──────── DATA ENTRIES ────────

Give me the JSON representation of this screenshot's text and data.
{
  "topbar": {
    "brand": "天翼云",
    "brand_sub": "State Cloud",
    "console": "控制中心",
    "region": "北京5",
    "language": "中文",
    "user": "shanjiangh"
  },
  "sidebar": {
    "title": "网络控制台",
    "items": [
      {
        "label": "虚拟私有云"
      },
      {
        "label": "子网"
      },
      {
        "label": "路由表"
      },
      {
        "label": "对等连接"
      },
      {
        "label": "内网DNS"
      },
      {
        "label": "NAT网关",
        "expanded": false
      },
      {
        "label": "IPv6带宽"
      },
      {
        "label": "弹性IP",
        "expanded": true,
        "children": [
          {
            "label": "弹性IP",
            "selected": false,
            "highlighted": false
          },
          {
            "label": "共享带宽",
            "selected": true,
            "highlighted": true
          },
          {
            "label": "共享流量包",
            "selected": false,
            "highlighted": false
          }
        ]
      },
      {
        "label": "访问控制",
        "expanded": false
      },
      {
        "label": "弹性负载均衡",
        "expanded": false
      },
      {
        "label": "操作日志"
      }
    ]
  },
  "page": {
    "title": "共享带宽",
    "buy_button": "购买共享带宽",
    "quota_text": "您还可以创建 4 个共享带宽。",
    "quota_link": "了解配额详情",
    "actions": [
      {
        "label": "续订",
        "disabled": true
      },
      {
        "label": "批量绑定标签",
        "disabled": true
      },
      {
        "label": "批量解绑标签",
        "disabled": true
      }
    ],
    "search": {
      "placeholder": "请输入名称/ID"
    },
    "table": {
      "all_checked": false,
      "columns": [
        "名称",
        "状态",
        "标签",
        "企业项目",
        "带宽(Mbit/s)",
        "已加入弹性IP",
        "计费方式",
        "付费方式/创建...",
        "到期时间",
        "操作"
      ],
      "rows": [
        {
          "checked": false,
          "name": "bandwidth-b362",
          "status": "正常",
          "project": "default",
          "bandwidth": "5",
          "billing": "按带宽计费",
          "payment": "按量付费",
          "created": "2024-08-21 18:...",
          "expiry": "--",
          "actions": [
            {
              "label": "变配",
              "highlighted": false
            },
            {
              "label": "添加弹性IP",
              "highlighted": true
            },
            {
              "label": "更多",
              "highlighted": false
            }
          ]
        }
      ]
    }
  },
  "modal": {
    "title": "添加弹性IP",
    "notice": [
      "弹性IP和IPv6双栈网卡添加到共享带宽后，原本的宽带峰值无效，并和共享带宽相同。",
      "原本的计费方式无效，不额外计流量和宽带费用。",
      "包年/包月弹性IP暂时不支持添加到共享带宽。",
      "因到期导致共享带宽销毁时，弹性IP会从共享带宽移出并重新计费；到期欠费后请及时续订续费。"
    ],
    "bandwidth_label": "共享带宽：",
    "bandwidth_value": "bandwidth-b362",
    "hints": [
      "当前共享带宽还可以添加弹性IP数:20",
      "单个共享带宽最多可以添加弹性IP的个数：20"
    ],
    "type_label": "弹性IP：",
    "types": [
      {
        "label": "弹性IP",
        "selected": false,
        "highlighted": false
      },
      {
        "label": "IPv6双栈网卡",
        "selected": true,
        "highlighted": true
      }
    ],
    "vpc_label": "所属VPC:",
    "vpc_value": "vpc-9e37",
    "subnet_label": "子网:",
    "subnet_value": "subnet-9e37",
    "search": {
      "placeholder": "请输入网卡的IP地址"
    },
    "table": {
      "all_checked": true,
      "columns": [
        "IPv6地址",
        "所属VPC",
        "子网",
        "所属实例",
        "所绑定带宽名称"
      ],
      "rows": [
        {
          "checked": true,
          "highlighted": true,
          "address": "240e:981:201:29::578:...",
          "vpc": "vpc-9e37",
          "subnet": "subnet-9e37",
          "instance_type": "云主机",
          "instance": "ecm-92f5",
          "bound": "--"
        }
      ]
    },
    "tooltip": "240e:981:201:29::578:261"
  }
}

────────

SHORT EXERCISE :: Write out each line of the data above again, exactly as given.

EXERCISE RESPONSE ::
Give me the JSON representation of this screenshot's text and data.
{
  "topbar": {
    "brand": "天翼云",
    "brand_sub": "State Cloud",
    "console": "控制中心",
    "region": "北京5",
    "language": "中文",
    "user": "shanjiangh"
  },
  "sidebar": {
    "title": "网络控制台",
    "items": [
      {
        "label": "虚拟私有云"
      },
      {
        "label": "子网"
      },
      {
        "label": "路由表"
      },
      {
        "label": "对等连接"
      },
      {
        "label": "内网DNS"
      },
      {
        "label": "NAT网关",
        "expanded": false
      },
      {
        "label": "IPv6带宽"
      },
      {
        "label": "弹性IP",
        "expanded": true,
        "children": [
          {
            "label": "弹性IP",
            "selected": false,
            "highlighted": false
          },
          {
            "label": "共享带宽",
            "selected": true,
            "highlighted": true
          },
          {
            "label": "共享流量包",
            "selected": false,
            "highlighted": false
          }
        ]
      },
      {
        "label": "访问控制",
        "expanded": false
      },
      {
        "label": "弹性负载均衡",
        "expanded": false
      },
      {
        "label": "操作日志"
      }
    ]
  },
  "page": {
    "title": "共享带宽",
    "buy_button": "购买共享带宽",
    "quota_text": "您还可以创建 4 个共享带宽。",
    "quota_link": "了解配额详情",
    "actions": [
      {
        "label": "续订",
        "disabled": true
      },
      {
        "label": "批量绑定标签",
        "disabled": true
      },
      {
        "label": "批量解绑标签",
        "disabled": true
      }
    ],
    "search": {
      "placeholder": "请输入名称/ID"
    },
    "table": {
      "all_checked": false,
      "columns": [
        "名称",
        "状态",
        "标签",
        "企业项目",
        "带宽(Mbit/s)",
        "已加入弹性IP",
        "计费方式",
        "付费方式/创建...",
        "到期时间",
        "操作"
      ],
      "rows": [
        {
          "checked": false,
          "name": "bandwidth-b362",
          "status": "正常",
          "project": "default",
          "bandwidth": "5",
          "billing": "按带宽计费",
          "payment": "按量付费",
          "created": "2024-08-21 18:...",
          "expiry": "--",
          "actions": [
            {
              "label": "变配",
              "highlighted": false
            },
            {
              "label": "添加弹性IP",
              "highlighted": true
            },
            {
              "label": "更多",
              "highlighted": false
            }
          ]
        }
      ]
    }
  },
  "modal": {
    "title": "添加弹性IP",
    "notice": [
      "弹性IP和IPv6双栈网卡添加到共享带宽后，原本的宽带峰值无效，并和共享带宽相同。",
      "原本的计费方式无效，不额外计流量和宽带费用。",
      "包年/包月弹性IP暂时不支持添加到共享带宽。",
      "因到期导致共享带宽销毁时，弹性IP会从共享带宽移出并重新计费；到期欠费后请及时续订续费。"
    ],
    "bandwidth_label": "共享带宽：",
    "bandwidth_value": "bandwidth-b362",
    "hints": [
      "当前共享带宽还可以添加弹性IP数:20",
      "单个共享带宽最多可以添加弹性IP的个数：20"
    ],
    "type_label": "弹性IP：",
    "types": [
      {
        "label": "弹性IP",
        "selected": false,
        "highlighted": false
      },
      {
        "label": "IPv6双栈网卡",
        "selected": true,
        "highlighted": true
      }
    ],
    "vpc_label": "所属VPC:",
    "vpc_value": "vpc-9e37",
    "subnet_label": "子网:",
    "subnet_value": "subnet-9e37",
    "search": {
      "placeholder": "请输入网卡的IP地址"
    },
    "table": {
      "all_checked": true,
      "columns": [
        "IPv6地址",
        "所属VPC",
        "子网",
        "所属实例",
        "所绑定带宽名称"
      ],
      "rows": [
        {
          "checked": true,
          "highlighted": true,
          "address": "240e:981:201:29::578:...",
          "vpc": "vpc-9e37",
          "subnet": "subnet-9e37",
          "instance_type": "云主机",
          "instance": "ecm-92f5",
          "bound": "--"
        }
      ]
    },
    "tooltip": "240e:981:201:29::578:261"
  }
}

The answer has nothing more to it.